# Texto para leer
________________
Tres fueron los años que Jesús Cañadas firmó con la Legión y tres los años que vistió su uniforme, hasta 1985. Si bien mirado, nunca se licenció del todo, pues tan pronto regresó a Barcelona, se unió a la Hermandad de Caballeros Legionarios de allí, de la que llegó a ser su presidente, y en los años de más follón, con Ada Colau de alcaldesa y el prusés en todo su paroxismo. Bajo el mandato de Cañadas, de justicia es reconocerlo, los veteranos de la Legión salieron a la calle con sus símbolos y sus canciones, sin que, a su paso, nadie se atreviera a ultrajar la bandera de España.

¡Ah! A Jesús Cañadas, en el Tercio, le llamaban ‘El Guerrillero’; y hoy como ayer, sigue haciendo la guerra por su cuenta, el tío.
________________
# Tareas
• A. Responde estas preguntas sobre el pasaje de Jesús Cañadas:
(i) ¿Hasta qué año vistió el uniforme de la Legión?
(ii) ¿A qué hermandad se unió al regresar a Barcelona?
(iii) ¿Qué apodo le daban en el Tercio?
• B. Reproduce sin cambios el tramo del pasaje de Jesús Cañadas que va desde "Tres fueron los" hasta "bandera de España.".
• C. Escribe la continuación del pasaje de Jesús Cañadas a partir de su última oración.

# Sección de datos
________________
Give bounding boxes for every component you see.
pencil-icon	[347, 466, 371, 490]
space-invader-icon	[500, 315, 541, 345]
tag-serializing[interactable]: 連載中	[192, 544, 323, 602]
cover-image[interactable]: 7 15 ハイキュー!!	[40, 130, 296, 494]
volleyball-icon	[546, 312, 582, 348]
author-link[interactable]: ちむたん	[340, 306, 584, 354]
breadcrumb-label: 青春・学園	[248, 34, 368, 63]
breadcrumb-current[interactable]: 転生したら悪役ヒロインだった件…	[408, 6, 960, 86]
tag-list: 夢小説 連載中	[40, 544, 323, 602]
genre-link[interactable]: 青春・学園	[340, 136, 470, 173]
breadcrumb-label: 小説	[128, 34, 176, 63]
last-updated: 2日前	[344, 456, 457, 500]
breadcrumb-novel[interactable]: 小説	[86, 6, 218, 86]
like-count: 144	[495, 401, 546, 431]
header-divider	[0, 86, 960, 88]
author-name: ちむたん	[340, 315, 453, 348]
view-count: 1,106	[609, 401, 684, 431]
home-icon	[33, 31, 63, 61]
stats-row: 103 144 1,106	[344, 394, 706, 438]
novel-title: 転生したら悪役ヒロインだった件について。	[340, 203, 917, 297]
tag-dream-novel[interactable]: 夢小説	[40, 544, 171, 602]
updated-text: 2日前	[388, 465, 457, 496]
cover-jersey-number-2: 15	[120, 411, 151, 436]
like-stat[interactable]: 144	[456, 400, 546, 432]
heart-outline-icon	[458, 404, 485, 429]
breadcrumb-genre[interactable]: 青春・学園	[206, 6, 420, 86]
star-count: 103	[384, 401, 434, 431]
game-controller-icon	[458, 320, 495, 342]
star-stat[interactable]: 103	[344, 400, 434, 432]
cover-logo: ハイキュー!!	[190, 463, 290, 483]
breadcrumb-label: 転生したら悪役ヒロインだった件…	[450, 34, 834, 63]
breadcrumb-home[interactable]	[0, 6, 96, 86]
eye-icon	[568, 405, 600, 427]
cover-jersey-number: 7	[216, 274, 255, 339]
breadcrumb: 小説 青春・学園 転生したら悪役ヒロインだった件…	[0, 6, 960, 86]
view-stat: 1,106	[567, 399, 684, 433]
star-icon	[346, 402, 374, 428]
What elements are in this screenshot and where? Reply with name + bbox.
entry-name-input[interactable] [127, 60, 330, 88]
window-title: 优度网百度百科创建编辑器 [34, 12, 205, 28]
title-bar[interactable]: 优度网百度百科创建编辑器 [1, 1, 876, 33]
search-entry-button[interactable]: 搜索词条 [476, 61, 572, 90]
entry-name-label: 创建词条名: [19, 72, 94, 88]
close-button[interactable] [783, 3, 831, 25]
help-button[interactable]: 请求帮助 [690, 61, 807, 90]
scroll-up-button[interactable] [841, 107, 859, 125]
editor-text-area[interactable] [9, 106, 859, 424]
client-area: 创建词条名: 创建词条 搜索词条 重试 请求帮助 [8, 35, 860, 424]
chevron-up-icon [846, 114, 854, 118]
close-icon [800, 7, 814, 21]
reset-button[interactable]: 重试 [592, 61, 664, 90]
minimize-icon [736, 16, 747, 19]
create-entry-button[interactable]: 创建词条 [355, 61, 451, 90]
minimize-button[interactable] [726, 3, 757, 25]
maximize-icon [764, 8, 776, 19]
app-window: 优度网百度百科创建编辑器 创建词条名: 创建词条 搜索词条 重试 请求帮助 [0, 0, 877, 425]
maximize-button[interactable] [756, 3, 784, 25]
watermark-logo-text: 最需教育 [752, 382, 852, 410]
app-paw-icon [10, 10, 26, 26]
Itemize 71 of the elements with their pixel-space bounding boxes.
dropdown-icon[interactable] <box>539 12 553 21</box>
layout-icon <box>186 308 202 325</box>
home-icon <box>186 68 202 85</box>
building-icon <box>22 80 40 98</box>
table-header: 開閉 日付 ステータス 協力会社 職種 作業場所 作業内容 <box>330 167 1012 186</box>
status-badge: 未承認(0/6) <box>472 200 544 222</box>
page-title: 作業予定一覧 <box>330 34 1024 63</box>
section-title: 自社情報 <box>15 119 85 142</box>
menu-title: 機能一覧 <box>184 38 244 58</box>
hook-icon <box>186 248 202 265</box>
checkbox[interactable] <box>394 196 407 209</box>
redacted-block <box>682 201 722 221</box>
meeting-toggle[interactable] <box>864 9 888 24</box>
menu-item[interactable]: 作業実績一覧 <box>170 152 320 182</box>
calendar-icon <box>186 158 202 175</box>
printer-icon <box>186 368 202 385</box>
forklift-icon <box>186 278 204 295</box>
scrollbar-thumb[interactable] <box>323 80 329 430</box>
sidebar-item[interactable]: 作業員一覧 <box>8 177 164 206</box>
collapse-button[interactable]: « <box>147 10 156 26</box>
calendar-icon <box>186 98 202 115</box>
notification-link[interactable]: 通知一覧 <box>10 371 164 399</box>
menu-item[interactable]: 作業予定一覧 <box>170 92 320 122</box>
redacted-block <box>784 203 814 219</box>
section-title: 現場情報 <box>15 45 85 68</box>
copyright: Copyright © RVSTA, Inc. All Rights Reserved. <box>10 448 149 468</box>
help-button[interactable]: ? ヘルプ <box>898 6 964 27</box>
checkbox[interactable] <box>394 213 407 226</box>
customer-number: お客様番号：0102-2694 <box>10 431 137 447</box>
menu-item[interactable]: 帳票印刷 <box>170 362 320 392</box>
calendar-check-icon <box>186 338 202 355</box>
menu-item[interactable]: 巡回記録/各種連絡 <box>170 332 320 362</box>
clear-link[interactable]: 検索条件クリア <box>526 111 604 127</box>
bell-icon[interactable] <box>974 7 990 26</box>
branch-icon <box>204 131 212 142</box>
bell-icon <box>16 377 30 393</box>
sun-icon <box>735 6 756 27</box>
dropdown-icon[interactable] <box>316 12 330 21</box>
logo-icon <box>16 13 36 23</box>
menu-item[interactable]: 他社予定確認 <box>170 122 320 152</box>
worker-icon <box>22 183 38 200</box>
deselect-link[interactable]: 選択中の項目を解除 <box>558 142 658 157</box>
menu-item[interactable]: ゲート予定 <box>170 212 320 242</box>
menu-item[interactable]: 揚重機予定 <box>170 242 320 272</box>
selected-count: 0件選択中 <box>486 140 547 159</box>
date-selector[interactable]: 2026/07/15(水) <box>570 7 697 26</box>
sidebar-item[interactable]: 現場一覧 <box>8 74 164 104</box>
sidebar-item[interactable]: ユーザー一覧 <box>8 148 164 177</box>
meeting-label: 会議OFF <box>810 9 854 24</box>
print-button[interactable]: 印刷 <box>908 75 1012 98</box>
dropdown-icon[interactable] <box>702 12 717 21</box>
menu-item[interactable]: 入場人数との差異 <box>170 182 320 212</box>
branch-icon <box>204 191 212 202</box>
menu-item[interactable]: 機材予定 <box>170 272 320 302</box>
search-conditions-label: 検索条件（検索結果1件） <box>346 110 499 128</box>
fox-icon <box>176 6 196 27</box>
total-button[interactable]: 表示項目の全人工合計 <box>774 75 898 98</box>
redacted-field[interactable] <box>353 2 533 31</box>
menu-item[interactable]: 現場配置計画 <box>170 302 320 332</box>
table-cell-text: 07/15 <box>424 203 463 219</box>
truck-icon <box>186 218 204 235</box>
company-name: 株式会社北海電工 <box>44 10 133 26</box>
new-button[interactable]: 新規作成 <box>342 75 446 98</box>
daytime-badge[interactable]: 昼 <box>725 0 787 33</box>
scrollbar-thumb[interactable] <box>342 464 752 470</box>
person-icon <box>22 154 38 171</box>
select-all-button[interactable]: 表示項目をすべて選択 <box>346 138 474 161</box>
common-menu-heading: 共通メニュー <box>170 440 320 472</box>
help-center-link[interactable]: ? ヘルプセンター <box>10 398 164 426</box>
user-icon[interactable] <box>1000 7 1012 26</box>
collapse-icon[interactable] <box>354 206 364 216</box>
________________
# Respuestas por tarea
• A.
(i) Hasta 1985.
(ii) A la Hermandad de Caballeros Legionarios de Barcelona.
(iii) ‘El Guerrillero’.

• B.
Tres fueron los años que Jesús Cañadas firmó con la Legión y tres los años que vistió su uniforme, hasta 1985. Si bien mirado, nunca se licenció del todo, pues tan pronto regresó a Barcelona, se unió a la Hermandad de Caballeros Legionarios de allí, de la que llegó a ser su presidente, y en los años de más follón, con Ada Colau de alcaldesa y el prusés en todo su paroxismo. Bajo el mandato de Cañadas, de justicia es reconocerlo, los veteranos de la Legión salieron a la calle con sus símbolos y sus canciones, sin que, a su paso, nadie se atreviera a ultrajar la bandera de España.

• C.
Teniente Coronel Recena: legionario de la cuna a la tumba

Teniente Coronel Recena. | Fernando Díaz Villanueva

Y vamos ya con el más veterano entre nuestros veteranos, el Teniente Coronel Recena, hijo y nieto de legionarios, y legionario él mismo. Su infancia son recuerdos de un poblado para la tropa casada en Tauima, cerca de Nador, en el antiguo protectorado español de Marruecos. Son recuerdos también de una abuela que convertía el agua en vino, y en el relato no hay irreverencia ni exageración, en todo caso un correcto manejo de ciertos productos químicos por parte de la buena mujer.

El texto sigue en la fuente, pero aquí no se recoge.